* _Questions on the material_:
(1) Do the following statements agree with the passage on MLM expansion in China? For each one, answer yes or no and quote the words from the passage that decide it.
(a) Avon's China revenue peaked in 2009.
(b) Amway reported growth in China in 2014.
(c) China officially permits the MLM model.
(2) Write out everything in the passage on MLM expansion in China from "Ironically, it is" down to "attached to buying.", swapping "researchers" for "investigators".

* _Text block_:
MLM Analysis Factor #1: China Expansion
Avon's China debacle is well documented. Faced with charges of bribery, Avon's China revenue peaked in 2009 at $353.4 million and then began a disastrous slide. By the end of 2014, Avon's presence had dwindled to about $61 million. According to Avon's 10K disclosures of China revenue:
- 2009: $353.4 million
- 2010: $229 million
- 2011: declined 35%,
- 2012: declined 22%,
- 2013: declined 42%,
- 2014: declined 10%
Mary Kay, meanwhile, reported that by 2010, 20% of its global revenues were already in China, which equated to $500 million, relying on Mary Kay's self-reporting of global revenue. So from 2009, when both companies were possibly about even in China revenue, by the next year, Mary Kay was reportedly more than twice as large as Avon. In 2011, Mary Kay's CEO told Bloomberg News there were 600,00 Mary Kay "consultants" in China. He said sales were expected to rise 30% that year and climb to over $1 billion over the next two years. That was four years ago.
Since Mary Kay's global revenue had reportedly moved from $2.5 billion in 2010 to $3.5 billion by 2014 and now it tells ABC News the total is $4 billion, it may be reasonably concluded that virtually all of Mary Kay's recent growth occurred in China, if the CEO's numbers and projections are to be believed. This "pop" in China would make up for flat recruiting or "drops" in other countries.
Avon is the first major MLM to fail in large part because it is the first to fail in China. It is the harbinger. Though regulatory and other matters were at work, nevertheless, Avon's China experience portends the future of all other MLMs, including Mary Kay, who are touting "global growth" that turns out to be almost entirely a "pop" in China.
China officially prohibits the MLM model. It has the most explicit anti-MLM-anti-pyramid scheme law in the world. Nu Skin has already been seriously wounded by running afoul of China's anti-pyramid regulators. Others also risk catastrophe by basing their business on this last frontier market for recruiting. After years of exponential expansion, Amway reported a significant decline in China, its largest market, in 2014, causing an overall 8% drop in global revenue.
Ironically, it is not unreasonable to theorize that Avon's downfall in China was because it actually tried to adhere to the law's requirement for only true retail selling, without a "multi-level" pay scheme. None of the other MLMs has any experience anywhere on earth with actual direct selling. Avon has more than 100 years of experience. True direct selling is in its DNA. Short-sellers have sent researchers to China who claim Herbalife and other MLMs are in fact running the very same multi-level pay and purchasing incentive system in China as everywhere else, which is strictly prohibited; only they are using different words to describe it. True retail selling of MLM commodities in China, as everywhere, will never produce the volumes that MLMs can with their "unlimited income" benefit attached to buying.
Despite the pitfalls, China is MLM's only remaining place on the globe to find the amount of new blood it requires. Sustainable businesses can thrive in home markets or elsewhere, whatever happens in China, but MLMs require consistent expansion due to constant attrition and pop and drop revenue patterns.
In my research, I have explained that data showing the MLM saturation scenario is a way to examine whether MLMs are sustainable or not. If they are not, then the MLM value proposition, based on "extending the sales chain," is inherently false. It is impossible to promise income based on recruiting, and also have no capacity to expand.

* _Supplied information_:
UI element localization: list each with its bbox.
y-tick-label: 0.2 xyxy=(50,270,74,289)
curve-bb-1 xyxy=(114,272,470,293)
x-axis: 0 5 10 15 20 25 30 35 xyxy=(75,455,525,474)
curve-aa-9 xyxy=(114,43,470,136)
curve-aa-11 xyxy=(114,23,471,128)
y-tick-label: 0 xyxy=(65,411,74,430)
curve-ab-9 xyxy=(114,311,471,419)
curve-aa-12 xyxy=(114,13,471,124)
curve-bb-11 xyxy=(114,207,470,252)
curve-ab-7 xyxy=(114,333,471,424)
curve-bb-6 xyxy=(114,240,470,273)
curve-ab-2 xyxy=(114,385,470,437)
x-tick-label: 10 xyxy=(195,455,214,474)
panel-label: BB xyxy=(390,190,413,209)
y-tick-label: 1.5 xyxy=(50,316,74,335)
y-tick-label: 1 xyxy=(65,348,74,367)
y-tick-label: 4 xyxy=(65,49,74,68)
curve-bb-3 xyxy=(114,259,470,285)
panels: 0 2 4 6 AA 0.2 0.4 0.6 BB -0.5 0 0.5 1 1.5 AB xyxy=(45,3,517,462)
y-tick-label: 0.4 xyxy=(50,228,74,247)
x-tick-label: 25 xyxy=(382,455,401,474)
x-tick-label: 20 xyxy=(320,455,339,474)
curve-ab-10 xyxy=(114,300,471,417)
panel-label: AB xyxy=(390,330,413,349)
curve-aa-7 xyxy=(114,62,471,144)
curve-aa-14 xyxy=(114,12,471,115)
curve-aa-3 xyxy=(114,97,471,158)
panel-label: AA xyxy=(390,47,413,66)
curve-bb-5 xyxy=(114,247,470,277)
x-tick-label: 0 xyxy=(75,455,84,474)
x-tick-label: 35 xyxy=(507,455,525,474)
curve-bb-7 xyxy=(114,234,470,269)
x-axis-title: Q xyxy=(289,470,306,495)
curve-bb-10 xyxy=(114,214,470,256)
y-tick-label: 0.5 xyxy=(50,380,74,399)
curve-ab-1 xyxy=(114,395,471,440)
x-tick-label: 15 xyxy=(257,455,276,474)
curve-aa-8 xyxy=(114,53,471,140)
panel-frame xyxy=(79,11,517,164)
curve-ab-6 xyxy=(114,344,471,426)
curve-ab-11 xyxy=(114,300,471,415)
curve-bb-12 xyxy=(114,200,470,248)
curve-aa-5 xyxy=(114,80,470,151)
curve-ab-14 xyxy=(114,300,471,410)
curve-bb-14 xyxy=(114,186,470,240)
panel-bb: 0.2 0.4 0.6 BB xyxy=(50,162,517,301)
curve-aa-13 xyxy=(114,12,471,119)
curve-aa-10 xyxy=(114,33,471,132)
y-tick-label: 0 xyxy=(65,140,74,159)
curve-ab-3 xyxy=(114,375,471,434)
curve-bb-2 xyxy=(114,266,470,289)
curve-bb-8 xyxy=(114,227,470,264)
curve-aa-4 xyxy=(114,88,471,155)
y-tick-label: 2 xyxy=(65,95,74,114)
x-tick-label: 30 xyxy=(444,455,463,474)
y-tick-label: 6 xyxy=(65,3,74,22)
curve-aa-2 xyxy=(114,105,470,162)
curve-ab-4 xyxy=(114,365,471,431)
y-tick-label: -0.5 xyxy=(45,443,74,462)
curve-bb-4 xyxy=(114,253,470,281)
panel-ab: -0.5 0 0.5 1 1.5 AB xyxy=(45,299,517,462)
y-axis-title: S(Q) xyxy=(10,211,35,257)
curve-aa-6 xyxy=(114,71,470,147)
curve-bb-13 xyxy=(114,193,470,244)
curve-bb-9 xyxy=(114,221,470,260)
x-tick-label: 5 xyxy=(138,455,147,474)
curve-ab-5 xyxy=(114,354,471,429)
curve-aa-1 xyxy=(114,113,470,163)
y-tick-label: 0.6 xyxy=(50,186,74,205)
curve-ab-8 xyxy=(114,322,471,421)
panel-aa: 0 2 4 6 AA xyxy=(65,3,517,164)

* _Numbered answers_:
(1)
(a) Yes: "Avon's China revenue peaked in 2009 at $353.4 million"
(b) No: "Amway reported a significant decline in China, its largest market, in 2014"
(c) No: "China officially prohibits the MLM model."

(2)
Ironically, it is not unreasonable to theorize that Avon's downfall in China was because it actually tried to adhere to the law's requirement for only true retail selling, without a "multi-level" pay scheme. None of the other MLMs has any experience anywhere on earth with actual direct selling. Avon has more than 100 years of experience. True direct selling is in its DNA. Short-sellers have sent investigators to China who claim Herbalife and other MLMs are in fact running the very same multi-level pay and purchasing incentive system in China as everywhere else, which is strictly prohibited; only they are using different words to describe it. True retail selling of MLM commodities in China, as everywhere, will never produce the volumes that MLMs can with their "unlimited income" benefit attached to buying.